• _EXERCISE AIM_: Identify each line below that contains the word "SiO₂", and copy it out.

═══ TASK INPUT ═══

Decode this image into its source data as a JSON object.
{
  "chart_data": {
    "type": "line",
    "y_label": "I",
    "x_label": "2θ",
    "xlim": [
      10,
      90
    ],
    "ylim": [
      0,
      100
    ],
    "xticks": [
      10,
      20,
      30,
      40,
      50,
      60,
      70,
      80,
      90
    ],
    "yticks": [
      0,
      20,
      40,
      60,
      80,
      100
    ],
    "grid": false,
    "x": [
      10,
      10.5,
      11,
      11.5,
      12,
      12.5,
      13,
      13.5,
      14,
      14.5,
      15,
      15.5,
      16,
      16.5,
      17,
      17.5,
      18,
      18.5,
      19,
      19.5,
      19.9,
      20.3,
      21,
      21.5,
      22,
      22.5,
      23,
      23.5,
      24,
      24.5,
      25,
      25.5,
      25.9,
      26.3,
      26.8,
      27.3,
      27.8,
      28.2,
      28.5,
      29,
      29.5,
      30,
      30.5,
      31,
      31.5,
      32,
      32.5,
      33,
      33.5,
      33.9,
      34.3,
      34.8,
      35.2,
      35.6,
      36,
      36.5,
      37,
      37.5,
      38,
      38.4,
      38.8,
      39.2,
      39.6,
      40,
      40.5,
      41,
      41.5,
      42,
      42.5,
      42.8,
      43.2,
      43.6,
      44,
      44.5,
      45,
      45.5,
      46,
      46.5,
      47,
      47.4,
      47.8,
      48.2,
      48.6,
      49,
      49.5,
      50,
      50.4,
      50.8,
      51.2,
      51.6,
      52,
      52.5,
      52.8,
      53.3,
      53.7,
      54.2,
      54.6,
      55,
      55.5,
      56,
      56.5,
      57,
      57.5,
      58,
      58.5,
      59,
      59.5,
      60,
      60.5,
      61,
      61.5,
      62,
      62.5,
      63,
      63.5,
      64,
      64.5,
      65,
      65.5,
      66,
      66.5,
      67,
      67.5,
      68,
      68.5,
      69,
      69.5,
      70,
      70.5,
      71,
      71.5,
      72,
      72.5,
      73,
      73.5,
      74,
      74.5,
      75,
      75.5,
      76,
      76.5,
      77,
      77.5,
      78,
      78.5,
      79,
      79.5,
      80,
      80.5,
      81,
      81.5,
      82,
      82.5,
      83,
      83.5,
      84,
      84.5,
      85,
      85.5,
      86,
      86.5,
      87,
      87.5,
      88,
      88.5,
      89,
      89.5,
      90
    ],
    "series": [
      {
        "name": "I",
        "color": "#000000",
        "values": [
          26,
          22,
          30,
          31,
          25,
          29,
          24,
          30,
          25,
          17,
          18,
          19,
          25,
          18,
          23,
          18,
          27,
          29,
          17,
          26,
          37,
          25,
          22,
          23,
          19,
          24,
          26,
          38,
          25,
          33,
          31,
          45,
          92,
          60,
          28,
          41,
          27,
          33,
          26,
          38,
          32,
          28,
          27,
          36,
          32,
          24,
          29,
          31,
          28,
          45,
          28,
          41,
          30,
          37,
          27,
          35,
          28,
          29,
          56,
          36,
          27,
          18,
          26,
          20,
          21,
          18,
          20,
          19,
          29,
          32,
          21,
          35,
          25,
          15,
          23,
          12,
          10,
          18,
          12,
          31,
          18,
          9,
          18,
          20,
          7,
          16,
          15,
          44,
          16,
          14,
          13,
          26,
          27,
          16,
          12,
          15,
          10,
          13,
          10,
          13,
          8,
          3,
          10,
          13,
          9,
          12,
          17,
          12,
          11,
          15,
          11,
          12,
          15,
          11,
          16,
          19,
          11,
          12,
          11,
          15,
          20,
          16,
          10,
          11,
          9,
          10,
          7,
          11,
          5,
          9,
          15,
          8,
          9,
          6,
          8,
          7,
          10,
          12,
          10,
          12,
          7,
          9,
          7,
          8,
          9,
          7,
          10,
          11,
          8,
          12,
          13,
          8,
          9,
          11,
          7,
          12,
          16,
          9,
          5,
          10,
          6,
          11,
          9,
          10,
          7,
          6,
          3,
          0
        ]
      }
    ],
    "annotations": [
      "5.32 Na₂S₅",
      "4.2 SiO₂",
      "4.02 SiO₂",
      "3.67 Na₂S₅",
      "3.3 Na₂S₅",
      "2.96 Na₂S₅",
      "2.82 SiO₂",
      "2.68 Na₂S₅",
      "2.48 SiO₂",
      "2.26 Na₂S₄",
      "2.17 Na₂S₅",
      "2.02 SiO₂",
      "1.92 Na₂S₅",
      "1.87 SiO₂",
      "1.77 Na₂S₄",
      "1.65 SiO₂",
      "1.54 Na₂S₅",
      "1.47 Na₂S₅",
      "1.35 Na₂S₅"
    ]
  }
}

═══

• _EXPECTED OUTPUT_:
      "4.2 SiO₂",
      "4.02 SiO₂",
      "2.82 SiO₂",
      "2.48 SiO₂",
      "2.02 SiO₂",
      "1.87 SiO₂",
      "1.65 SiO₂",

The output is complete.